## Aim of the exercise
From the listing below, pick out each line with the word "title".

## Provided records

= = = = = = =

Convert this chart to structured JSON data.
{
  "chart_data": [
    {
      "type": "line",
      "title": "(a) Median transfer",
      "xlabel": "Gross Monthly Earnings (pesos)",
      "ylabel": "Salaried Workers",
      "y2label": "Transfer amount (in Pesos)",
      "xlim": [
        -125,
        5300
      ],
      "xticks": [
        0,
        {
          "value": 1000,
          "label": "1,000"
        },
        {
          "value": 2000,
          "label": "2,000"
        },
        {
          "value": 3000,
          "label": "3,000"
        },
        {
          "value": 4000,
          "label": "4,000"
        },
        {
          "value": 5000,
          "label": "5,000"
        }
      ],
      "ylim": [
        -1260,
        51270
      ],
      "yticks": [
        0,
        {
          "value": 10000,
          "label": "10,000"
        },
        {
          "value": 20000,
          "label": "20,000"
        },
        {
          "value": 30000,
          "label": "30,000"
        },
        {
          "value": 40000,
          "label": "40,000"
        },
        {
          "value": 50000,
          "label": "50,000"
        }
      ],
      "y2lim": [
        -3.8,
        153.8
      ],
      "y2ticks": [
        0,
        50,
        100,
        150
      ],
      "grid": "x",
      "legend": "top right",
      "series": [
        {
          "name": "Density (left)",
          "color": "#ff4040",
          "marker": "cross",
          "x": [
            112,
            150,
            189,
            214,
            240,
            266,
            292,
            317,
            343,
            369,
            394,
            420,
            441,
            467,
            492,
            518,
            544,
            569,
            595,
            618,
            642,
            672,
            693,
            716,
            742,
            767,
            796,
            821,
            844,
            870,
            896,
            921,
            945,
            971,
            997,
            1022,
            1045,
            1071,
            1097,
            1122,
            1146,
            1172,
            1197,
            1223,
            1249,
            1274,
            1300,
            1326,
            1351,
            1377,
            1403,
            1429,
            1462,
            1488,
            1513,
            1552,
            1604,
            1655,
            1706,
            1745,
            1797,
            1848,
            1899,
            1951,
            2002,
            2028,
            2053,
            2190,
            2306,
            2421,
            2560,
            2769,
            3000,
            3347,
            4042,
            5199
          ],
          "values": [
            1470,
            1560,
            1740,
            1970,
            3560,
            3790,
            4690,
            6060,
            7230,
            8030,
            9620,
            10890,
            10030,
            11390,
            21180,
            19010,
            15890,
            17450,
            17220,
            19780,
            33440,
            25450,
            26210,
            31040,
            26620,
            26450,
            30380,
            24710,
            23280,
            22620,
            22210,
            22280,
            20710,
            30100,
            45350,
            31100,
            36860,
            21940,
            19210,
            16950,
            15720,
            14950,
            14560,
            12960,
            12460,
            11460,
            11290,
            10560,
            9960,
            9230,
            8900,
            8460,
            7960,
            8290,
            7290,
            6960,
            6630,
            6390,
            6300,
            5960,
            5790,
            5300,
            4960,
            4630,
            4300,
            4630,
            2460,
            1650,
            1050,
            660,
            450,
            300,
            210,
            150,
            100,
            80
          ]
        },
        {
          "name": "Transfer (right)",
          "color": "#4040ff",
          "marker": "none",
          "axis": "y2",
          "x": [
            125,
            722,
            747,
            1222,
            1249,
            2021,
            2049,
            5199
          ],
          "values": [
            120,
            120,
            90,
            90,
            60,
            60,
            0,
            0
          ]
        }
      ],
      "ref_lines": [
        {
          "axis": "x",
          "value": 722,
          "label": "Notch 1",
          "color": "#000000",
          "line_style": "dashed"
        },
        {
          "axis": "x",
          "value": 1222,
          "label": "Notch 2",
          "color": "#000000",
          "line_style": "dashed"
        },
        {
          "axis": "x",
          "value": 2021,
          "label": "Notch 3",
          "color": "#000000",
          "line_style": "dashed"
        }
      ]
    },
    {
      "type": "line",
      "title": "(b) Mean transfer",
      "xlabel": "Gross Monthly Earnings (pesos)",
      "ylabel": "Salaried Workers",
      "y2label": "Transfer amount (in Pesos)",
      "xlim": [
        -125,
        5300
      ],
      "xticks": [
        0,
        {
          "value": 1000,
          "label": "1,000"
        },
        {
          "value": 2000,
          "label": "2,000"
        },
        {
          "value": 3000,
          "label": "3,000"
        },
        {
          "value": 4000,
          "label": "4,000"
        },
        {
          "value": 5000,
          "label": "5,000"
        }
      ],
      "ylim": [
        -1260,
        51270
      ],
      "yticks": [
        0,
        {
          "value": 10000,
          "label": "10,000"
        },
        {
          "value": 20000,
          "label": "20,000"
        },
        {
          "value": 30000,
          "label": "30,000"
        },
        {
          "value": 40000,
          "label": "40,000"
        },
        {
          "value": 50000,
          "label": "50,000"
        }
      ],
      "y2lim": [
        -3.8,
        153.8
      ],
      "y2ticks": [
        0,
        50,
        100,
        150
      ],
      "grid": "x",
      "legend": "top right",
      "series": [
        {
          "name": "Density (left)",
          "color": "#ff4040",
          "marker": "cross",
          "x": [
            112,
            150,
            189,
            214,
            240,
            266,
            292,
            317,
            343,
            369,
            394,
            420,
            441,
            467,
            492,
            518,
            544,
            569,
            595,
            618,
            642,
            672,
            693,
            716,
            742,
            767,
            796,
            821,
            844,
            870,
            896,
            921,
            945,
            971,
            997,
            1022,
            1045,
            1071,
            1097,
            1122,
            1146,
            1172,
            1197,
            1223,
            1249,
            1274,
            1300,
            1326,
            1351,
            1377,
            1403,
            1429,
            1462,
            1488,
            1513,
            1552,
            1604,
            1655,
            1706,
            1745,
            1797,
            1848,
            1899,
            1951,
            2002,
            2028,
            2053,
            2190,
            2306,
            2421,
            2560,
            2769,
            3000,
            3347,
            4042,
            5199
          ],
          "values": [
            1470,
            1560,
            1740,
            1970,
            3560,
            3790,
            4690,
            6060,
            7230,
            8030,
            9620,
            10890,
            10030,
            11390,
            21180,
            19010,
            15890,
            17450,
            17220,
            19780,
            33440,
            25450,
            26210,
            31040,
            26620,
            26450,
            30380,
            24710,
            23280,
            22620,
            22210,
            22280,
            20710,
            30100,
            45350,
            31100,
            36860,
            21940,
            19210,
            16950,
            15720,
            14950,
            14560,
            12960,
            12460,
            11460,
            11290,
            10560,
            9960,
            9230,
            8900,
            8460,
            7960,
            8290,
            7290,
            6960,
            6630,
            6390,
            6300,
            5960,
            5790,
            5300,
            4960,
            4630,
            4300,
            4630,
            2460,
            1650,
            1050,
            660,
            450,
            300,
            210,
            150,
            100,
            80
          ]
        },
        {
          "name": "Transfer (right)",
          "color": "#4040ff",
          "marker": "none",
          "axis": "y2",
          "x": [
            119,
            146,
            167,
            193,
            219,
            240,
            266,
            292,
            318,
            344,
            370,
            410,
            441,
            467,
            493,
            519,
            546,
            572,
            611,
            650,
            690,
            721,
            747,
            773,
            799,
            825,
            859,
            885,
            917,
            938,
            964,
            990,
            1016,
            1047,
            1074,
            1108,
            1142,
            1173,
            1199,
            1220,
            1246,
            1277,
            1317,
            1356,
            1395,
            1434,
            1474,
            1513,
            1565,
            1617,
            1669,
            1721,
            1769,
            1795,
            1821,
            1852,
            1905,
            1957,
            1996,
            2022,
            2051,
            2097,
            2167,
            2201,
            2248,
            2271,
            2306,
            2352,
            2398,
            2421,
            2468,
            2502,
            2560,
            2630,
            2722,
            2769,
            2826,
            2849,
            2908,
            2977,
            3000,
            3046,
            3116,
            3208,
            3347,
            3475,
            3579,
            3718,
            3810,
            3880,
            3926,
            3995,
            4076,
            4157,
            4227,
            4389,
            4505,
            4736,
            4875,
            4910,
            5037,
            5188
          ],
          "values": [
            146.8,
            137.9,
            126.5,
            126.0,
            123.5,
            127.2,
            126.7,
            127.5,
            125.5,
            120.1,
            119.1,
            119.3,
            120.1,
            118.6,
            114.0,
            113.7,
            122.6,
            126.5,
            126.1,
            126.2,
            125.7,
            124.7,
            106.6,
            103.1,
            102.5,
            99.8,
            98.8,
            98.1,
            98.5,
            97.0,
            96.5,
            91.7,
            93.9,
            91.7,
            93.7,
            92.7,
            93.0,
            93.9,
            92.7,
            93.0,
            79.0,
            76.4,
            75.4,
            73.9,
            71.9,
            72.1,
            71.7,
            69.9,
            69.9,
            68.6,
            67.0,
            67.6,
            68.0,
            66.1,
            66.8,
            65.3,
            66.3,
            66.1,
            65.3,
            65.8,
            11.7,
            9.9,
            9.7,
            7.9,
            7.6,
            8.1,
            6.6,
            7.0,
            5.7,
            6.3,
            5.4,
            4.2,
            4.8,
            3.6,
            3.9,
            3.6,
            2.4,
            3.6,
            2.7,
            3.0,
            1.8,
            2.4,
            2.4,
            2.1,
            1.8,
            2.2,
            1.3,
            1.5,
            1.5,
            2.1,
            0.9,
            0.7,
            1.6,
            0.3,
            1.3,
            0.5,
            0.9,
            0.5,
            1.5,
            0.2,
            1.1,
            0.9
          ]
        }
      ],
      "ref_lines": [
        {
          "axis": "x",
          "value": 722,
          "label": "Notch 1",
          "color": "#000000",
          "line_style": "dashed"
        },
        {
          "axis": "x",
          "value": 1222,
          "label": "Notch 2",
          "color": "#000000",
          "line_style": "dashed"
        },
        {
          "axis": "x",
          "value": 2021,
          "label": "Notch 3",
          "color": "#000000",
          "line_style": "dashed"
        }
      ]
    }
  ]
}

= = = = = = =

## Finished answer
      "title": "(a) Median transfer",
      "title": "(b) Mean transfer",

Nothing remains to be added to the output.